INSTRUCTION – Give the number of lines in the data that hold the word "时间为一节课", and nothing else.

──────

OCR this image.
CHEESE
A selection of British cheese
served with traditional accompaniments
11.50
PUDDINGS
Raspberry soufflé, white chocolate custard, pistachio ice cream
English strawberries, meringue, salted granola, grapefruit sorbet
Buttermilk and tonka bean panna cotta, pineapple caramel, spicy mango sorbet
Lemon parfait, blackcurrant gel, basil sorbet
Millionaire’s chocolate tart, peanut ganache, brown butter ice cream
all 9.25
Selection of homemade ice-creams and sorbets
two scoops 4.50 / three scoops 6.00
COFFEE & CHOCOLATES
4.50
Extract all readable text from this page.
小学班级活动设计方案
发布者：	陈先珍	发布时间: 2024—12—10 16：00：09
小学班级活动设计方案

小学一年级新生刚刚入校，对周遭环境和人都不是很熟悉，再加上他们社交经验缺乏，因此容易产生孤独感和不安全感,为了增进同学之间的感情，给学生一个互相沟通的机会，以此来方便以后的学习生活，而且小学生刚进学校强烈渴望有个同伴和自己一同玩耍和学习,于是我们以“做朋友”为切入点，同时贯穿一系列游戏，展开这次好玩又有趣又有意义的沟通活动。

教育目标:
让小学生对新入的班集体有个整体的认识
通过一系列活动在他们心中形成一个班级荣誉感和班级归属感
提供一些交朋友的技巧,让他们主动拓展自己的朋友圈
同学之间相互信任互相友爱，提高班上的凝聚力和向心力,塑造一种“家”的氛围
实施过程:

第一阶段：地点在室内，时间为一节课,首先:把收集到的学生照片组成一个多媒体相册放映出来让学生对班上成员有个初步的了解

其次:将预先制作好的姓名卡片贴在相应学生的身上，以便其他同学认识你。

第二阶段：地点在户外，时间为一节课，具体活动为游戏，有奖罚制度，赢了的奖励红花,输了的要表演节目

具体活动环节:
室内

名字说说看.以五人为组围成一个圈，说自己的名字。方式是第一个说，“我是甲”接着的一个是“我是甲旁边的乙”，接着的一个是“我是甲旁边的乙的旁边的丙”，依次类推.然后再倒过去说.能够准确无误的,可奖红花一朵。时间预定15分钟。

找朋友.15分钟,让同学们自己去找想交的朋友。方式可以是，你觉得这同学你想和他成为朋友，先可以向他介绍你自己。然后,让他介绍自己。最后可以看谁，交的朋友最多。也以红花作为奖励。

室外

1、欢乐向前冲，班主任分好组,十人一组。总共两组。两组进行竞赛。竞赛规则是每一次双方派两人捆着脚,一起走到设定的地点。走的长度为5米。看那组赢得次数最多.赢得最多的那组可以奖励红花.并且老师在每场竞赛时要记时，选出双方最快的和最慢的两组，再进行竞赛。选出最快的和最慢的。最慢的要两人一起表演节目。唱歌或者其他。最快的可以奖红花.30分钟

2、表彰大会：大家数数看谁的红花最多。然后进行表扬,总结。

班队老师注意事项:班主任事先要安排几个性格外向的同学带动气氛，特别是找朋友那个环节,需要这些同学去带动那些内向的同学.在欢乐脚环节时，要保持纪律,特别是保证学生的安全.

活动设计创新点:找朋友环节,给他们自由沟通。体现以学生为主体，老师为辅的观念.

──────

SOLUTION – 2